## Exercise description
Make an exact copy of all the material below, apart from the pictures.

### Task material

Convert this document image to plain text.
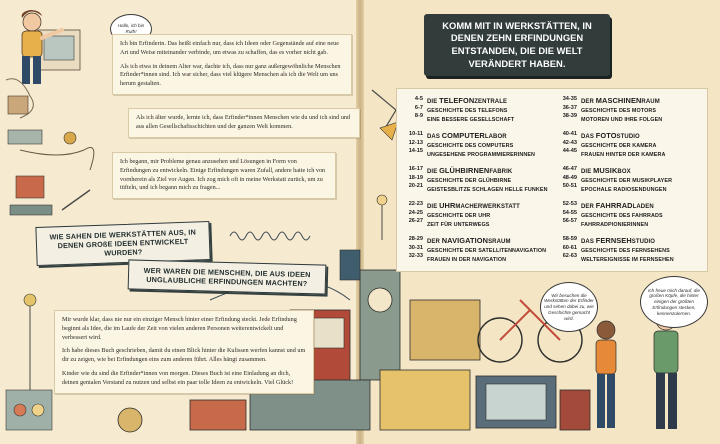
Hallo, ich bin Ruth!

Ich bin Erfinderin. Das heißt einfach nur, dass ich Ideen oder Gegenstände auf eine neue Art und Weise miteinander verbinde, um etwas zu schaffen, das es vorher nicht gab.

Als ich etwa in deinem Alter war, dachte ich, dass nur ganz außergewöhnliche Menschen Erfinder*innen sind. Ich war sicher, dass viel klügere Menschen als ich die Welt um uns herum gestalten.

Als ich älter wurde, lernte ich, dass Erfinder*innen Menschen wie du und ich sind und aus allen Gesellschaftsschichten und der ganzen Welt kommen.

Ich begann, mir Probleme genau anzusehen und Lösungen in Form von Erfindungen zu entwickeln. Einige Erfindungen waren Zufall, andere hatte ich von vornherein als Ziel vor Augen. Ich zog mich oft in meine Werkstatt zurück, um zu tüfteln, und ich begann mich zu fragen...

WIE SAHEN DIE WERKSTÄTTEN AUS, IN DENEN GROßE IDEEN ENTWICKELT WURDEN?
WER WAREN DIE MENSCHEN, DIE AUS IDEEN UNGLAUBLICHE ERFINDUNGEN MACHTEN?

Mir wurde klar, dass nie nur ein einziger Mensch hinter einer Erfindung steckt. Jede Erfindung beginnt als Idee, die im Laufe der Zeit von vielen anderen Personen weiterentwickelt und verbessert wird.

Ich habe dieses Buch geschrieben, damit du einen Blick hinter die Kulissen werfen kannst und um dir zu zeigen, wie bei Erfindungen eins zum anderen führt. Alles hängt zusammen.

Kinder wie du sind die Erfinder*innen von morgen. Dieses Buch ist eine Einladung an dich, deinen genialen Verstand zu nutzen und selbst ein paar tolle Ideen zu entwickeln. Viel Glück!

KOMM MIT IN WERKSTÄTTEN, IN DENEN ZEHN ERFINDUNGEN ENTSTANDEN, DIE DIE WELT VERÄNDERT HABEN.
4-5
6-7
8-9
DIE TELEFONZENTRALE
GESCHICHTE DES TELEFONS
EINE BESSERE GESELLSCHAFT
10-11
12-13
14-15
DAS COMPUTERLABOR
GESCHICHTE DES COMPUTERS
UNGESEHENE PROGRAMMIERERINNEN
16-17
18-19
20-21
DIE GLÜHBIRNENFABRIK
GESCHICHTE DER GLÜHBIRNE
GEISTESBLITZE SCHLAGEN HELLE FUNKEN
22-23
24-25
26-27
DIE UHRMACHERWERKSTATT
GESCHICHTE DER UHR
ZEIT FÜR UNTERWEGS
28-29
30-31
32-33
DER NAVIGATIONSRAUM
GESCHICHTE DER SATELLITENNAVIGATION
FRAUEN IN DER NAVIGATION
34-35
36-37
38-39
DER MASCHINENRAUM
GESCHICHTE DES MOTORS
MOTOREN UND IHRE FOLGEN
40-41
42-43
44-45
DAS FOTOSTUDIO
GESCHICHTE DER KAMERA
FRAUEN HINTER DER KAMERA
46-47
48-49
50-51
DIE MUSIKBOX
GESCHICHTE DER MUSIKPLAYER
EPOCHALE RADIOSENDUNGEN
52-53
54-55
56-57
DER FAHRRADLADEN
GESCHICHTE DES FAHRRADS
FAHRRADPIONIERINNEN
58-59
60-61
62-63
DAS FERNSEHSTUDIO
GESCHICHTE DES FERNSEHENS
WELTEREIGNISSE IM FERNSEHEN
Wir besuchen die Werkstätten der Erfinder und sehen dabei zu, wie Geschichte gemacht wird.
Ich freue mich darauf, die großen Köpfe, die hinter einigen der größten Erfindungen stecken, kennenzulernen.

######

## Solved problem
Convert this document image to plain text.
Hallo, ich bin Ruth!

Ich bin Erfinderin. Das heißt einfach nur, dass ich Ideen oder Gegenstände auf eine neue Art und Weise miteinander verbinde, um etwas zu schaffen, das es vorher nicht gab.

Als ich etwa in deinem Alter war, dachte ich, dass nur ganz außergewöhnliche Menschen Erfinder*innen sind. Ich war sicher, dass viel klügere Menschen als ich die Welt um uns herum gestalten.

Als ich älter wurde, lernte ich, dass Erfinder*innen Menschen wie du und ich sind und aus allen Gesellschaftsschichten und der ganzen Welt kommen.

Ich begann, mir Probleme genau anzusehen und Lösungen in Form von Erfindungen zu entwickeln. Einige Erfindungen waren Zufall, andere hatte ich von vornherein als Ziel vor Augen. Ich zog mich oft in meine Werkstatt zurück, um zu tüfteln, und ich begann mich zu fragen...

WIE SAHEN DIE WERKSTÄTTEN AUS, IN DENEN GROßE IDEEN ENTWICKELT WURDEN?
WER WAREN DIE MENSCHEN, DIE AUS IDEEN UNGLAUBLICHE ERFINDUNGEN MACHTEN?

Mir wurde klar, dass nie nur ein einziger Mensch hinter einer Erfindung steckt. Jede Erfindung beginnt als Idee, die im Laufe der Zeit von vielen anderen Personen weiterentwickelt und verbessert wird.

Ich habe dieses Buch geschrieben, damit du einen Blick hinter die Kulissen werfen kannst und um dir zu zeigen, wie bei Erfindungen eins zum anderen führt. Alles hängt zusammen.

Kinder wie du sind die Erfinder*innen von morgen. Dieses Buch ist eine Einladung an dich, deinen genialen Verstand zu nutzen und selbst ein paar tolle Ideen zu entwickeln. Viel Glück!

KOMM MIT IN WERKSTÄTTEN, IN DENEN ZEHN ERFINDUNGEN ENTSTANDEN, DIE DIE WELT VERÄNDERT HABEN.
4-5
6-7
8-9
DIE TELEFONZENTRALE
GESCHICHTE DES TELEFONS
EINE BESSERE GESELLSCHAFT
10-11
12-13
14-15
DAS COMPUTERLABOR
GESCHICHTE DES COMPUTERS
UNGESEHENE PROGRAMMIERERINNEN
16-17
18-19
20-21
DIE GLÜHBIRNENFABRIK
GESCHICHTE DER GLÜHBIRNE
GEISTESBLITZE SCHLAGEN HELLE FUNKEN
22-23
24-25
26-27
DIE UHRMACHERWERKSTATT
GESCHICHTE DER UHR
ZEIT FÜR UNTERWEGS
28-29
30-31
32-33
DER NAVIGATIONSRAUM
GESCHICHTE DER SATELLITENNAVIGATION
FRAUEN IN DER NAVIGATION
34-35
36-37
38-39
DER MASCHINENRAUM
GESCHICHTE DES MOTORS
MOTOREN UND IHRE FOLGEN
40-41
42-43
44-45
DAS FOTOSTUDIO
GESCHICHTE DER KAMERA
FRAUEN HINTER DER KAMERA
46-47
48-49
50-51
DIE MUSIKBOX
GESCHICHTE DER MUSIKPLAYER
EPOCHALE RADIOSENDUNGEN
52-53
54-55
56-57
DER FAHRRADLADEN
GESCHICHTE DES FAHRRADS
FAHRRADPIONIERINNEN
58-59
60-61
62-63
DAS FERNSEHSTUDIO
GESCHICHTE DES FERNSEHENS
WELTEREIGNISSE IM FERNSEHEN
Wir besuchen die Werkstätten der Erfinder und sehen dabei zu, wie Geschichte gemacht wird.
Ich freue mich darauf, die großen Köpfe, die hinter einigen der größten Erfindungen stecken, kennenzulernen.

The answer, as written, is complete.